● **DATASET RECORDS**
┌──

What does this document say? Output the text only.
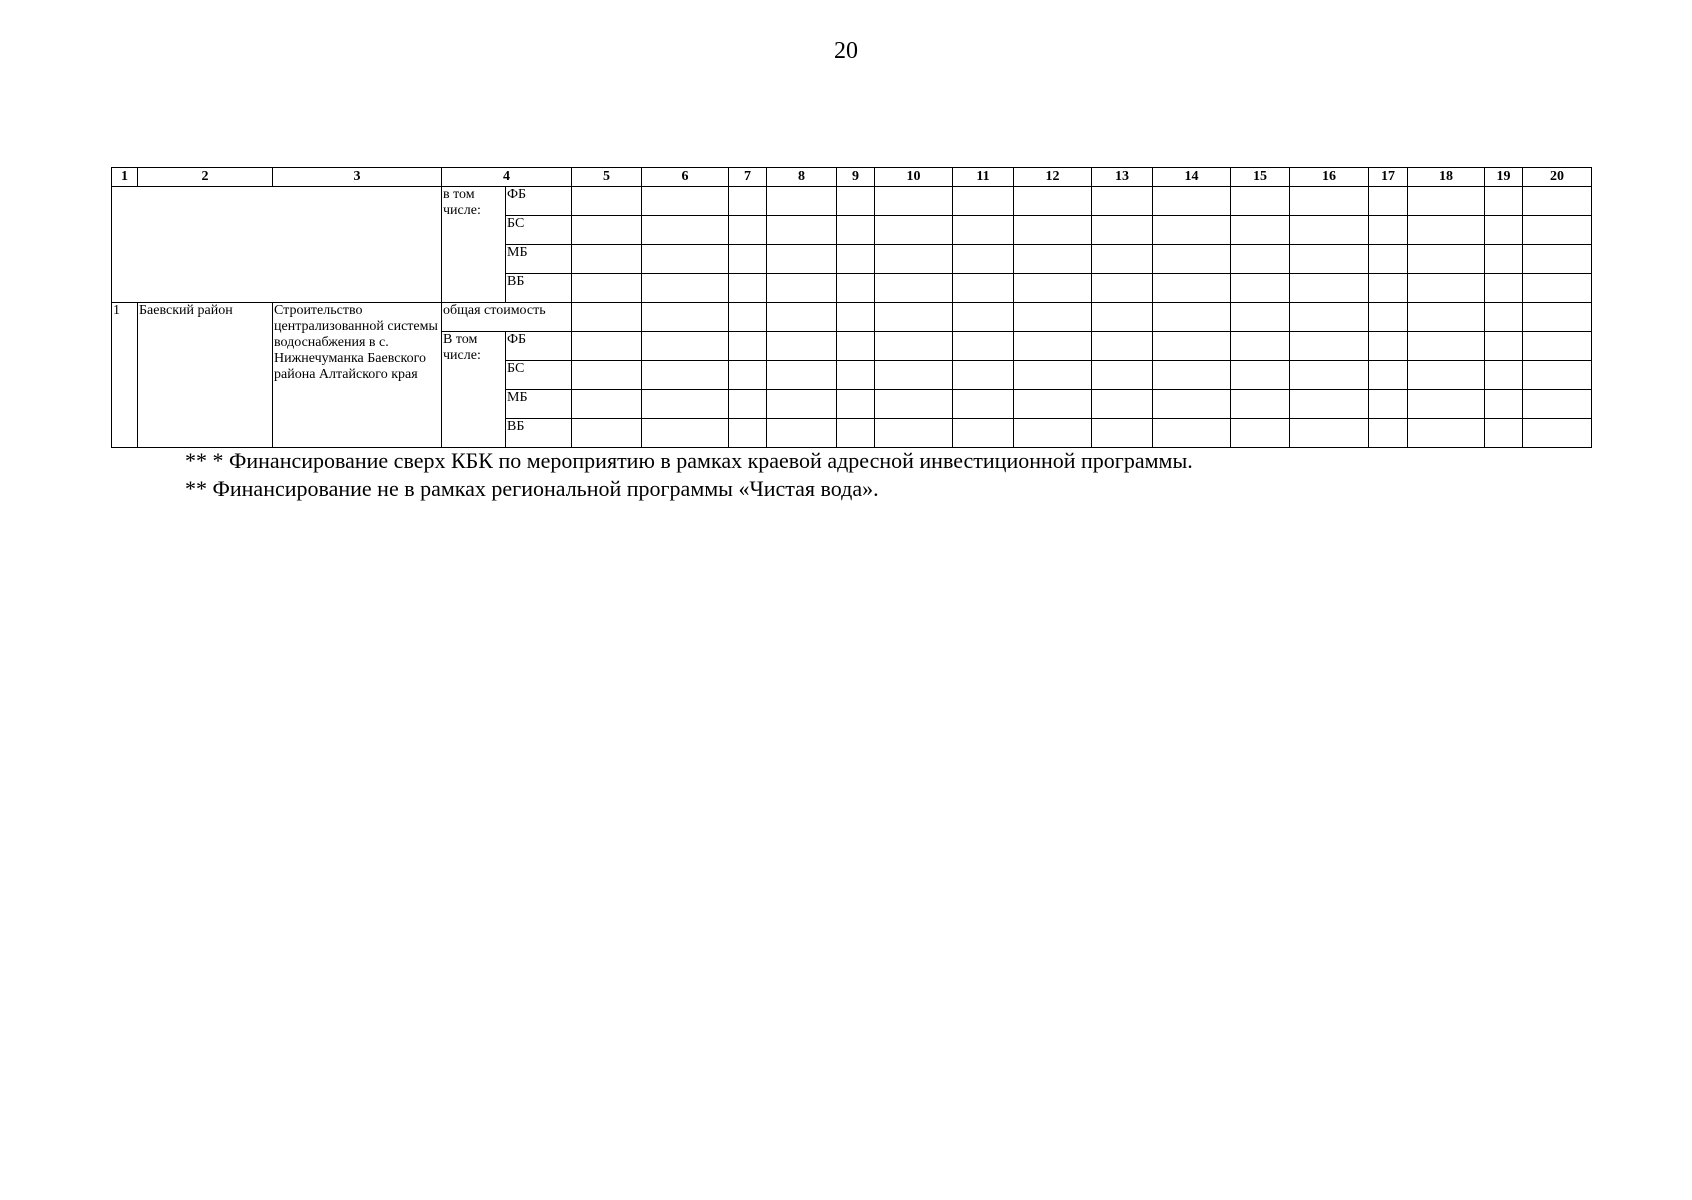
20
1	2	3	4		5	6	7	8	9	10	11	12	13	14	15	16	17	18	19	20
			в том числе:	ФБ																
				БС																
				МБ																
				ВБ																
1	Баевский район	Строительство централизованной системы водоснабжения в с. Нижнечуманка Баевского района Алтайского края	общая стоимость																	
			В том числе:	ФБ																
				БС																
				МБ																
				ВБ																
** * Финансирование сверх КБК по мероприятию в рамках краевой адресной инвестиционной программы.
** Финансирование не в рамках региональной программы «Чистая вода».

└──

● **GOAL**
Set each line of the records down exactly, leaving every picture out.

● **ANSWER FOR THIS EXERCISE**
What does this document say? Output the text only.
20
1	2	3	4		5	6	7	8	9	10	11	12	13	14	15	16	17	18	19	20
			в том числе:	ФБ																
				БС																
				МБ																
				ВБ																
1	Баевский район	Строительство централизованной системы водоснабжения в с. Нижнечуманка Баевского района Алтайского края	общая стоимость																	
			В том числе:	ФБ																
				БС																
				МБ																
				ВБ																
** * Финансирование сверх КБК по мероприятию в рамках краевой адресной инвестиционной программы.
** Финансирование не в рамках региональной программы «Чистая вода».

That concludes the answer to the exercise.